_Objective_.
Will you give the material below again, every line exactly as it is?

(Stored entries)
--- Begin ---
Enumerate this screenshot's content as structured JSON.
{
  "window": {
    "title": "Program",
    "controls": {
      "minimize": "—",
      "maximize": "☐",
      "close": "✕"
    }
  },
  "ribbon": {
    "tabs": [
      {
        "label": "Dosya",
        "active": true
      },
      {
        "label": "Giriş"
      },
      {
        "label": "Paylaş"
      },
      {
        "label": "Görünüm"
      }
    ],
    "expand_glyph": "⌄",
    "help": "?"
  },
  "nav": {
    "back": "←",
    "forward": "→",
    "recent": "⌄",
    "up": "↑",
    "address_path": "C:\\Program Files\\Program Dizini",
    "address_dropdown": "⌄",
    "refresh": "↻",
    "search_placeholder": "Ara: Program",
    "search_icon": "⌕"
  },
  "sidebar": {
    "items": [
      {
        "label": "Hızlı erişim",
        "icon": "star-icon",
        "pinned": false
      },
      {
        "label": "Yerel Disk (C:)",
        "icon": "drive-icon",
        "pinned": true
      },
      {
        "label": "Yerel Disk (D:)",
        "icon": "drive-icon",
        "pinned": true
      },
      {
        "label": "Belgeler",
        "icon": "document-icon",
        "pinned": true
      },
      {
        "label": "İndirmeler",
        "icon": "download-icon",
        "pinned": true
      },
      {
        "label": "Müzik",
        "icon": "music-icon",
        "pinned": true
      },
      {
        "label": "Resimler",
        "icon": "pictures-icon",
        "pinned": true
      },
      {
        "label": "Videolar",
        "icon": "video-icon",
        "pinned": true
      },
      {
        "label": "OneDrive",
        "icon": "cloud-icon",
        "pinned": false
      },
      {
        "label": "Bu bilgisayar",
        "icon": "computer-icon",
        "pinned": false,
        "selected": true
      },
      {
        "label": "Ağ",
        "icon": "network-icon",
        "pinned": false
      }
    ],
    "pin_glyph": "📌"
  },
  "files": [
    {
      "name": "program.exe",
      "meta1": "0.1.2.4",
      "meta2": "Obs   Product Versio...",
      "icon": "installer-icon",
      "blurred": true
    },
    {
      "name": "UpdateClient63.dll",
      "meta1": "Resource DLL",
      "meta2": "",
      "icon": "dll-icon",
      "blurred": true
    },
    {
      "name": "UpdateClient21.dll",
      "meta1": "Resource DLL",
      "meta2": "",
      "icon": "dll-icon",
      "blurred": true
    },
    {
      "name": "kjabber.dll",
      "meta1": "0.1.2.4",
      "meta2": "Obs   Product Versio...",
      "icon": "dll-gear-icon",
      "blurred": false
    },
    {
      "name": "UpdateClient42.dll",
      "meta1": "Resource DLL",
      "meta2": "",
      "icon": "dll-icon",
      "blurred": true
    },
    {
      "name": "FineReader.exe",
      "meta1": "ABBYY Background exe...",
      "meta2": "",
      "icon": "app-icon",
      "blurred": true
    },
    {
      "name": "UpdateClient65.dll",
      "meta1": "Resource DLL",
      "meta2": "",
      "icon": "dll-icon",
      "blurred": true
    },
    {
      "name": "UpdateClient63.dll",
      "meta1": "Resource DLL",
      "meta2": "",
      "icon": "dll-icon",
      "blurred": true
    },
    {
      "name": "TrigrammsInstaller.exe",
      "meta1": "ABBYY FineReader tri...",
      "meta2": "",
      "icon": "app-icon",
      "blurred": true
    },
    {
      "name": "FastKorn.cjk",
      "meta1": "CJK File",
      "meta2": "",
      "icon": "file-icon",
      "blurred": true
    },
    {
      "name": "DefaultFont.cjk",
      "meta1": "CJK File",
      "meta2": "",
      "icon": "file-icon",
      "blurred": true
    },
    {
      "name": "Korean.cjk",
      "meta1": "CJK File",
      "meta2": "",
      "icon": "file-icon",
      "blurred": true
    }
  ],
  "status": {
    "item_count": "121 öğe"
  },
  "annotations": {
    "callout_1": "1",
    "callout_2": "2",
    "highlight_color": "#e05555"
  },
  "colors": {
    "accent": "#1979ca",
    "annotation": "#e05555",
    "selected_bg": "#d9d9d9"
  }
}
--- End ---
_Exercise solution_.
Enumerate this screenshot's content as structured JSON.
{
  "window": {
    "title": "Program",
    "controls": {
      "minimize": "—",
      "maximize": "☐",
      "close": "✕"
    }
  },
  "ribbon": {
    "tabs": [
      {
        "label": "Dosya",
        "active": true
      },
      {
        "label": "Giriş"
      },
      {
        "label": "Paylaş"
      },
      {
        "label": "Görünüm"
      }
    ],
    "expand_glyph": "⌄",
    "help": "?"
  },
  "nav": {
    "back": "←",
    "forward": "→",
    "recent": "⌄",
    "up": "↑",
    "address_path": "C:\\Program Files\\Program Dizini",
    "address_dropdown": "⌄",
    "refresh": "↻",
    "search_placeholder": "Ara: Program",
    "search_icon": "⌕"
  },
  "sidebar": {
    "items": [
      {
        "label": "Hızlı erişim",
        "icon": "star-icon",
        "pinned": false
      },
      {
        "label": "Yerel Disk (C:)",
        "icon": "drive-icon",
        "pinned": true
      },
      {
        "label": "Yerel Disk (D:)",
        "icon": "drive-icon",
        "pinned": true
      },
      {
        "label": "Belgeler",
        "icon": "document-icon",
        "pinned": true
      },
      {
        "label": "İndirmeler",
        "icon": "download-icon",
        "pinned": true
      },
      {
        "label": "Müzik",
        "icon": "music-icon",
        "pinned": true
      },
      {
        "label": "Resimler",
        "icon": "pictures-icon",
        "pinned": true
      },
      {
        "label": "Videolar",
        "icon": "video-icon",
        "pinned": true
      },
      {
        "label": "OneDrive",
        "icon": "cloud-icon",
        "pinned": false
      },
      {
        "label": "Bu bilgisayar",
        "icon": "computer-icon",
        "pinned": false,
        "selected": true
      },
      {
        "label": "Ağ",
        "icon": "network-icon",
        "pinned": false
      }
    ],
    "pin_glyph": "📌"
  },
  "files": [
    {
      "name": "program.exe",
      "meta1": "0.1.2.4",
      "meta2": "Obs   Product Versio...",
      "icon": "installer-icon",
      "blurred": true
    },
    {
      "name": "UpdateClient63.dll",
      "meta1": "Resource DLL",
      "meta2": "",
      "icon": "dll-icon",
      "blurred": true
    },
    {
      "name": "UpdateClient21.dll",
      "meta1": "Resource DLL",
      "meta2": "",
      "icon": "dll-icon",
      "blurred": true
    },
    {
      "name": "kjabber.dll",
      "meta1": "0.1.2.4",
      "meta2": "Obs   Product Versio...",
      "icon": "dll-gear-icon",
      "blurred": false
    },
    {
      "name": "UpdateClient42.dll",
      "meta1": "Resource DLL",
      "meta2": "",
      "icon": "dll-icon",
      "blurred": true
    },
    {
      "name": "FineReader.exe",
      "meta1": "ABBYY Background exe...",
      "meta2": "",
      "icon": "app-icon",
      "blurred": true
    },
    {
      "name": "UpdateClient65.dll",
      "meta1": "Resource DLL",
      "meta2": "",
      "icon": "dll-icon",
      "blurred": true
    },
    {
      "name": "UpdateClient63.dll",
      "meta1": "Resource DLL",
      "meta2": "",
      "icon": "dll-icon",
      "blurred": true
    },
    {
      "name": "TrigrammsInstaller.exe",
      "meta1": "ABBYY FineReader tri...",
      "meta2": "",
      "icon": "app-icon",
      "blurred": true
    },
    {
      "name": "FastKorn.cjk",
      "meta1": "CJK File",
      "meta2": "",
      "icon": "file-icon",
      "blurred": true
    },
    {
      "name": "DefaultFont.cjk",
      "meta1": "CJK File",
      "meta2": "",
      "icon": "file-icon",
      "blurred": true
    },
    {
      "name": "Korean.cjk",
      "meta1": "CJK File",
      "meta2": "",
      "icon": "file-icon",
      "blurred": true
    }
  ],
  "status": {
    "item_count": "121 öğe"
  },
  "annotations": {
    "callout_1": "1",
    "callout_2": "2",
    "highlight_color": "#e05555"
  },
  "colors": {
    "accent": "#1979ca",
    "annotation": "#e05555",
    "selected_bg": "#d9d9d9"
  }
}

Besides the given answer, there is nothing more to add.